***** DATA IN THIS EXERCISE

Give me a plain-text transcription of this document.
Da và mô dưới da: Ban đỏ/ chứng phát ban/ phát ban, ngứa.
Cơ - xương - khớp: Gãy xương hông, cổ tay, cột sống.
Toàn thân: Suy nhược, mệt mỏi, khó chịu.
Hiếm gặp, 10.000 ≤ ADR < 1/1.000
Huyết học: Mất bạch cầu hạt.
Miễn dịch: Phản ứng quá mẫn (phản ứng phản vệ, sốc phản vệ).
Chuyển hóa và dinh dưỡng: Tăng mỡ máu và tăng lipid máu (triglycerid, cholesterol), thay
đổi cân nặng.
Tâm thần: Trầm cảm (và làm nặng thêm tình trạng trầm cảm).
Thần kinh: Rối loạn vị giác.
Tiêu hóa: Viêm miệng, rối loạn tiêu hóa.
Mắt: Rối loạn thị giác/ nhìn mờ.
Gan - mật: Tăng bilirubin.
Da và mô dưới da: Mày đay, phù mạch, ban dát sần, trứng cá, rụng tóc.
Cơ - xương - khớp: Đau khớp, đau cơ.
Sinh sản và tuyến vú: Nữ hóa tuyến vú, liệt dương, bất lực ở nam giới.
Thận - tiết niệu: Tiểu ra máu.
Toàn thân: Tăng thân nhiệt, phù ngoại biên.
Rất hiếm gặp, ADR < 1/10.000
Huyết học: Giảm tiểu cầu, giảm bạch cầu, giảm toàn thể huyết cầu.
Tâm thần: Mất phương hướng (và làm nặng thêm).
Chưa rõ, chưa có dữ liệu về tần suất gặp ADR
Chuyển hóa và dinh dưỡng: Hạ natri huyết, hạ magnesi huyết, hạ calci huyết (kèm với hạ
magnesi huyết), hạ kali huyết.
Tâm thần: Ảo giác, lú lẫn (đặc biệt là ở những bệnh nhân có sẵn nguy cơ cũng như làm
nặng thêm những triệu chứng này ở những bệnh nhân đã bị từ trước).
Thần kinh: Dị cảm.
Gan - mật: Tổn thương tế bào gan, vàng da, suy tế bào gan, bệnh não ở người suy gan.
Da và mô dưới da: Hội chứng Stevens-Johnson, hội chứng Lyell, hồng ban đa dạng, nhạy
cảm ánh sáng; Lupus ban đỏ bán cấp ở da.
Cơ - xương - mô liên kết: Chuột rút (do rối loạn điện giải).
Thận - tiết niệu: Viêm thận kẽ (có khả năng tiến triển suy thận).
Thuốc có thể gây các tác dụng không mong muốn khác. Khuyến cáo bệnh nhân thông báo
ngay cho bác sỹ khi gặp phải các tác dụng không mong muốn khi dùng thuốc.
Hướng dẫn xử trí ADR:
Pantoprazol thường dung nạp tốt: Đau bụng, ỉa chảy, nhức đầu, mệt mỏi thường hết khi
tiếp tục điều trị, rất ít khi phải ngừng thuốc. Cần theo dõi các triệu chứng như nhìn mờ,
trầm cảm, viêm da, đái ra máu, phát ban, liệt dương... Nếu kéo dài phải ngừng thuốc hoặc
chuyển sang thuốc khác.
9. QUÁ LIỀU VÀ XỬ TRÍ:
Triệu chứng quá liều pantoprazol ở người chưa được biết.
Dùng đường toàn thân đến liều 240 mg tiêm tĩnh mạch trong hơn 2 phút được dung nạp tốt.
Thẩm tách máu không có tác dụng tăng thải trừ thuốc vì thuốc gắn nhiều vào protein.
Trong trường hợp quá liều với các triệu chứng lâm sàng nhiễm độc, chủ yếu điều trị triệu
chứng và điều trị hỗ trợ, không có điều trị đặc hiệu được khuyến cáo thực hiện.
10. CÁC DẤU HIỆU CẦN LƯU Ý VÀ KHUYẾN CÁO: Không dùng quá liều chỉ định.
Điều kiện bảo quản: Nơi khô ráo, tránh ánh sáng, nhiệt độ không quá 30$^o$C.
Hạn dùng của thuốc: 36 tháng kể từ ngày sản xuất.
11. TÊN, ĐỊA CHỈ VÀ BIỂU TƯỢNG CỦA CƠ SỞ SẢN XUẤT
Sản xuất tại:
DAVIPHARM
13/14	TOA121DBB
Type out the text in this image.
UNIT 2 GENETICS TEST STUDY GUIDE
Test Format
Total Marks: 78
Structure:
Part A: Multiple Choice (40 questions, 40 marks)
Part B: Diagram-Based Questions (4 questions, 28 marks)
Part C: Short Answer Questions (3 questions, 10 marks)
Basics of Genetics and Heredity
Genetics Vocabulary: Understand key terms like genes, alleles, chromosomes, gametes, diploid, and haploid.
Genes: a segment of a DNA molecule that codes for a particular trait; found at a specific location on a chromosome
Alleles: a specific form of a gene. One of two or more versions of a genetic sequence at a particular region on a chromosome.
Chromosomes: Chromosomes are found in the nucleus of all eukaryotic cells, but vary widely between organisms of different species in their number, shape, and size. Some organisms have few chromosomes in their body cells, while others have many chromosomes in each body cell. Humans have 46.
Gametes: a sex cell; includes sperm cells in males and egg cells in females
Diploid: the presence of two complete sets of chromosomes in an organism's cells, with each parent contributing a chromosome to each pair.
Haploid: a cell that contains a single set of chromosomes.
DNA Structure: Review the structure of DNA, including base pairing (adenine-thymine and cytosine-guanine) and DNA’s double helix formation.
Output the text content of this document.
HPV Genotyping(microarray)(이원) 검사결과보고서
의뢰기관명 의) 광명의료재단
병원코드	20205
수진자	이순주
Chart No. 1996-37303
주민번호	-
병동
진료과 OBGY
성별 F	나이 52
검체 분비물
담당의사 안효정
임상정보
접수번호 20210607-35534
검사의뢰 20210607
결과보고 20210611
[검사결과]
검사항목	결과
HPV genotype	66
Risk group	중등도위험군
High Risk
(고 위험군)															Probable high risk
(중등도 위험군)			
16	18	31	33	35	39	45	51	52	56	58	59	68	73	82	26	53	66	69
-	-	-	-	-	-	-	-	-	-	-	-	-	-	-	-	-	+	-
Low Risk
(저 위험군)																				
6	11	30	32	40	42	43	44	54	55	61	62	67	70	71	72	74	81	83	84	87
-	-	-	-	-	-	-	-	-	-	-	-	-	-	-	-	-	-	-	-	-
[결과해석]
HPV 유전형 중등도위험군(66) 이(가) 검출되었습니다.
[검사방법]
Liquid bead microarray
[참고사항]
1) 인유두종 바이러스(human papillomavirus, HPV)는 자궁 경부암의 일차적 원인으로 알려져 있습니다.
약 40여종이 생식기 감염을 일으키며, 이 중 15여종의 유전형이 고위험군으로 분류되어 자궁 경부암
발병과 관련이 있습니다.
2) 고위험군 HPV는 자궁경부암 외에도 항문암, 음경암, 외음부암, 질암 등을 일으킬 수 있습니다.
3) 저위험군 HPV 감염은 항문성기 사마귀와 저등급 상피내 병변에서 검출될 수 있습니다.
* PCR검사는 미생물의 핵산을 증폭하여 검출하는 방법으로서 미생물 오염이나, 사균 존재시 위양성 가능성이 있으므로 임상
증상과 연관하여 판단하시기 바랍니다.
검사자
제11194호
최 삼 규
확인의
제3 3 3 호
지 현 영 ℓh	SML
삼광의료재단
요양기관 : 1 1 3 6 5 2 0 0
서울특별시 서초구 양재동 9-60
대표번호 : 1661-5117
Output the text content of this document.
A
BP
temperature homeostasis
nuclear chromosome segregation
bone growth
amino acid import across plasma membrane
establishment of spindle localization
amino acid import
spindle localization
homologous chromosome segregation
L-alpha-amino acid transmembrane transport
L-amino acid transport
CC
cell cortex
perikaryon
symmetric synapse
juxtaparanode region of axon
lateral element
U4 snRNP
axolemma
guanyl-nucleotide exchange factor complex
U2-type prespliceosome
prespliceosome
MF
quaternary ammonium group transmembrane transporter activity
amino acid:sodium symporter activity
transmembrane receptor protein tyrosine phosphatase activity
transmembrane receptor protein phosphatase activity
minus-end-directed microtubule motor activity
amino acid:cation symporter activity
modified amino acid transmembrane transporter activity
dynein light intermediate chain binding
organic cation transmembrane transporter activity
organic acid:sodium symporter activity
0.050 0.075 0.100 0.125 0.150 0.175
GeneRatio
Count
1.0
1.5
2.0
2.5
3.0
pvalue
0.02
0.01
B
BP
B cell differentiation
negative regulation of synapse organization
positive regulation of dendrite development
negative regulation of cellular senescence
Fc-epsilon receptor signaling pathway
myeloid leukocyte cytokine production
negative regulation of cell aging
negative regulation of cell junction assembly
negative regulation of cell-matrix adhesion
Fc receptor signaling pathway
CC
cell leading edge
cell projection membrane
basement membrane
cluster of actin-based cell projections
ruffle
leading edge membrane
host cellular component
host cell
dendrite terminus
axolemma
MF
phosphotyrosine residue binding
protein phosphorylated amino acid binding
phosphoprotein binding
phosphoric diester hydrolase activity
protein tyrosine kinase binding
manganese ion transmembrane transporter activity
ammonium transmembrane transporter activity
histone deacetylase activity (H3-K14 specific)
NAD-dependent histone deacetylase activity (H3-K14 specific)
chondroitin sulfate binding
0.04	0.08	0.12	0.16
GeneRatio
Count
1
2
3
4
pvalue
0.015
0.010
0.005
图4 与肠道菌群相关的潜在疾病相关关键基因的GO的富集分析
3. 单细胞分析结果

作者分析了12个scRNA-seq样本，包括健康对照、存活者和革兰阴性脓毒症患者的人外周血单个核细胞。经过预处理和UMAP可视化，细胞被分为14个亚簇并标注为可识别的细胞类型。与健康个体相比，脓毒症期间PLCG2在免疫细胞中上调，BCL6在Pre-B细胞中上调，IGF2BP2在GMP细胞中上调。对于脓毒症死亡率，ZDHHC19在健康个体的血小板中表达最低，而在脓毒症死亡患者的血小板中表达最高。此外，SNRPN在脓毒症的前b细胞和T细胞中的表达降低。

**********

ASSIGNMENT> Only the lines above that hold "있습니다" are wanted. Show every one of them.

WRITTEN REPLY>
1) 인유두종 바이러스(human papillomavirus, HPV)는 자궁 경부암의 일차적 원인으로 알려져 있습니다.
발병과 관련이 있습니다.
2) 고위험군 HPV는 자궁경부암 외에도 항문암, 음경암, 외음부암, 질암 등을 일으킬 수 있습니다.
3) 저위험군 HPV 감염은 항문성기 사마귀와 저등급 상피내 병변에서 검출될 수 있습니다.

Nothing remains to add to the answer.